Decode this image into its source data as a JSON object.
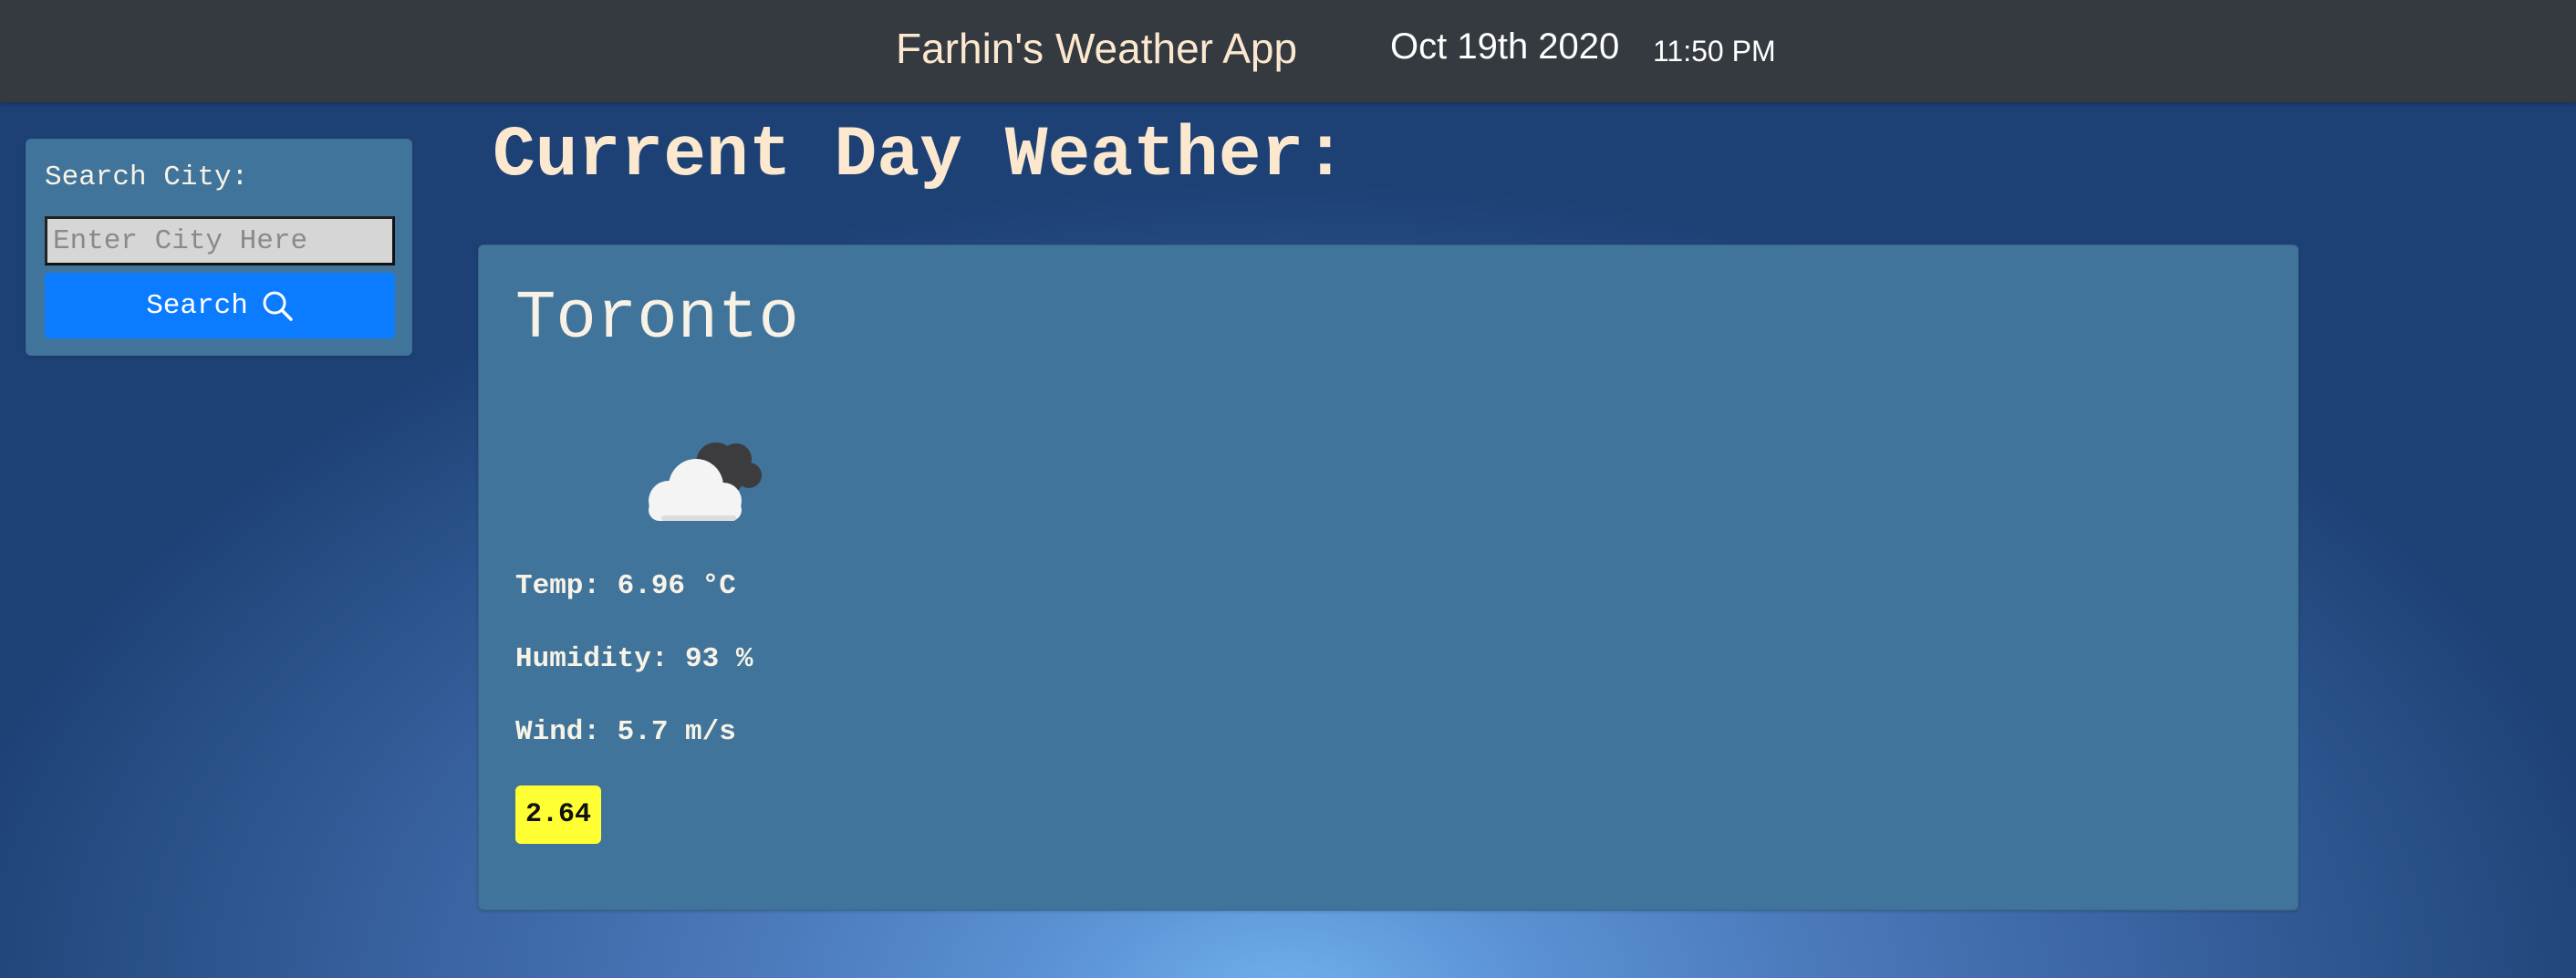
{
  "header": {
    "app_title": "Farhin's Weather App",
    "date": "Oct 19th 2020",
    "time": "11:50 PM"
  },
  "search": {
    "label": "Search City:",
    "placeholder": "Enter City Here",
    "value": "",
    "button_label": "Search",
    "button_icon": "search-icon"
  },
  "current": {
    "heading": "Current Day Weather:",
    "city": "Toronto",
    "icon": "cloudy-icon",
    "temp_label": "Temp:",
    "temp_value": "6.96",
    "temp_unit": "°C",
    "humidity_label": "Humidity:",
    "humidity_value": "93",
    "humidity_unit": "%",
    "wind_label": "Wind:",
    "wind_value": "5.7",
    "wind_unit": "m/s",
    "uv_index": "2.64"
  },
  "colors": {
    "topbar": "#343a40",
    "title_text": "#fce8cf",
    "card_bg": "#41749a",
    "button_bg": "#0b7bff",
    "uv_badge_bg": "#ffff33"
  }
}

* _Given task_
Set the listing down in full and exactly. Pictures within it should not appear in the copy.

* _Response_
Decode this image into its source data as a JSON object.
{
  "header": {
    "app_title": "Farhin's Weather App",
    "date": "Oct 19th 2020",
    "time": "11:50 PM"
  },
  "search": {
    "label": "Search City:",
    "placeholder": "Enter City Here",
    "value": "",
    "button_label": "Search",
    "button_icon": "search-icon"
  },
  "current": {
    "heading": "Current Day Weather:",
    "city": "Toronto",
    "icon": "cloudy-icon",
    "temp_label": "Temp:",
    "temp_value": "6.96",
    "temp_unit": "°C",
    "humidity_label": "Humidity:",
    "humidity_value": "93",
    "humidity_unit": "%",
    "wind_label": "Wind:",
    "wind_value": "5.7",
    "wind_unit": "m/s",
    "uv_index": "2.64"
  },
  "colors": {
    "topbar": "#343a40",
    "title_text": "#fce8cf",
    "card_bg": "#41749a",
    "button_bg": "#0b7bff",
    "uv_badge_bg": "#ffff33"
  }
}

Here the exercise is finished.